GOAL.
Write out the material exactly. Do not include the pictures.

Data entries:

+++

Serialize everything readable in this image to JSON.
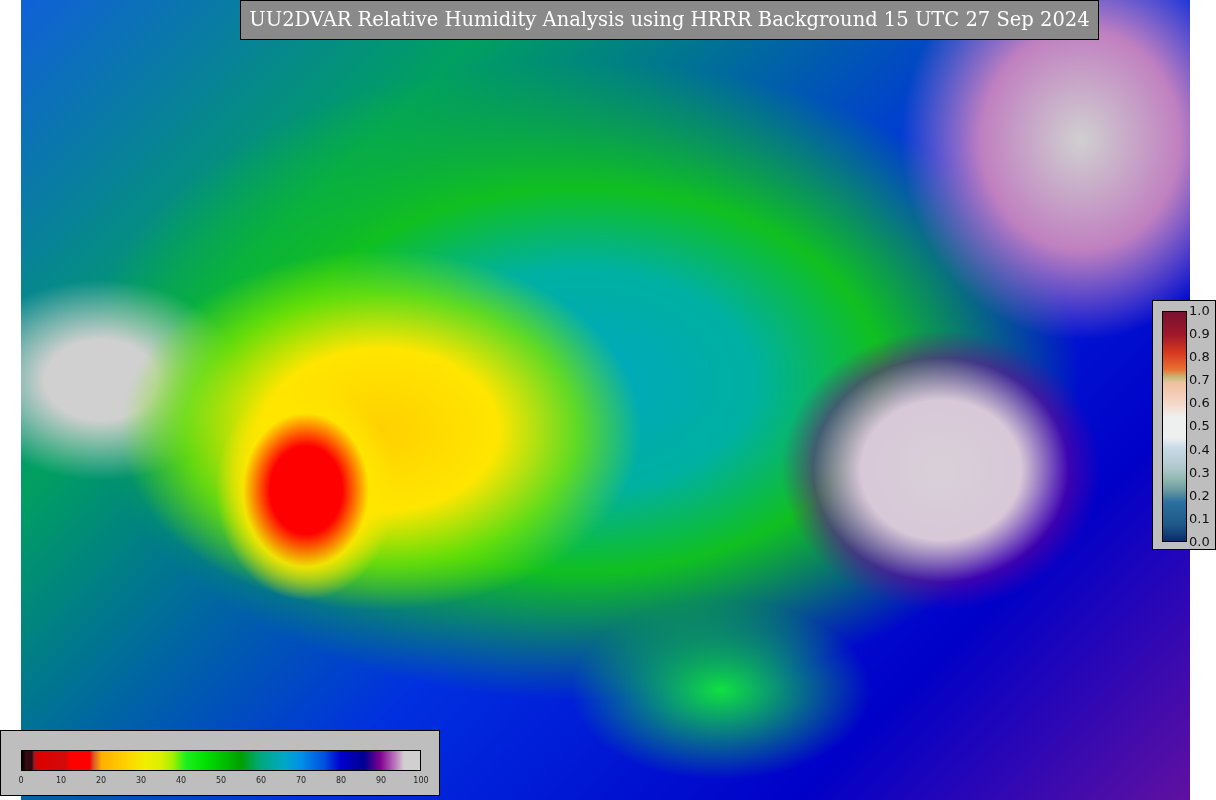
{
  "title": "UU2DVAR Relative Humidity Analysis using HRRR Background 15 UTC 27 Sep 2024",
  "colorbars": [
    {
      "kind": "horizontal",
      "tick_labels": [
        "0",
        "10",
        "20",
        "30",
        "40",
        "50",
        "60",
        "70",
        "80",
        "90",
        "100"
      ]
    },
    {
      "kind": "vertical",
      "tick_labels": [
        "1.0",
        "0.9",
        "0.8",
        "0.7",
        "0.6",
        "0.5",
        "0.4",
        "0.3",
        "0.2",
        "0.1",
        "0.0"
      ]
    }
  ]
}
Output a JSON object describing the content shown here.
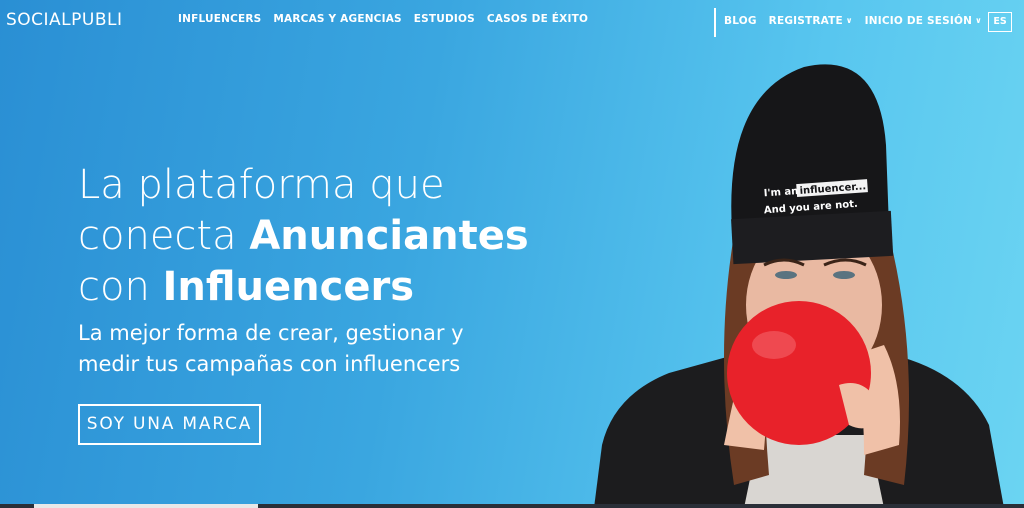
{
  "header": {
    "logo": "SOCIALPUBLI",
    "nav_left": [
      "INFLUENCERS",
      "MARCAS Y AGENCIAS",
      "ESTUDIOS",
      "CASOS DE ÉXITO"
    ],
    "blog": "BLOG",
    "register": "REGISTRATE",
    "login": "INICIO DE SESIÓN",
    "language": "ES"
  },
  "hero": {
    "title_line1": "La plataforma que",
    "title_line2_plain": "conecta ",
    "title_line2_bold": "Anunciantes",
    "title_line3_plain": "con ",
    "title_line3_bold": "Influencers",
    "subtitle": "La mejor forma de crear, gestionar y medir tus campañas con influencers",
    "cta_label": "SOY UNA MARCA"
  },
  "photo": {
    "beanie_line1_prefix": "I'm an ",
    "beanie_line1_highlight": "influencer...",
    "beanie_line2": "And you are not."
  },
  "colors": {
    "gradient_start": "#2a8fd4",
    "gradient_end": "#6bd4f2",
    "text": "#ffffff",
    "balloon": "#e8222a"
  }
}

+++

CORRECT OUTPUT.
Serialize everything readable in this image to JSON.
{
  "title": "UU2DVAR Relative Humidity Analysis using HRRR Background 15 UTC 27 Sep 2024",
  "colorbars": [
    {
      "kind": "horizontal",
      "tick_labels": [
        "0",
        "10",
        "20",
        "30",
        "40",
        "50",
        "60",
        "70",
        "80",
        "90",
        "100"
      ]
    },
    {
      "kind": "vertical",
      "tick_labels": [
        "1.0",
        "0.9",
        "0.8",
        "0.7",
        "0.6",
        "0.5",
        "0.4",
        "0.3",
        "0.2",
        "0.1",
        "0.0"
      ]
    }
  ]
}
Output a JSON object describing the content shown here.
{
  "header": {
    "logo": "SOCIALPUBLI",
    "nav_left": [
      "INFLUENCERS",
      "MARCAS Y AGENCIAS",
      "ESTUDIOS",
      "CASOS DE ÉXITO"
    ],
    "blog": "BLOG",
    "register": "REGISTRATE",
    "login": "INICIO DE SESIÓN",
    "language": "ES"
  },
  "hero": {
    "title_line1": "La plataforma que",
    "title_line2_plain": "conecta ",
    "title_line2_bold": "Anunciantes",
    "title_line3_plain": "con ",
    "title_line3_bold": "Influencers",
    "subtitle": "La mejor forma de crear, gestionar y medir tus campañas con influencers",
    "cta_label": "SOY UNA MARCA"
  },
  "photo": {
    "beanie_line1_prefix": "I'm an ",
    "beanie_line1_highlight": "influencer...",
    "beanie_line2": "And you are not."
  },
  "colors": {
    "gradient_start": "#2a8fd4",
    "gradient_end": "#6bd4f2",
    "text": "#ffffff",
    "balloon": "#e8222a"
  }
}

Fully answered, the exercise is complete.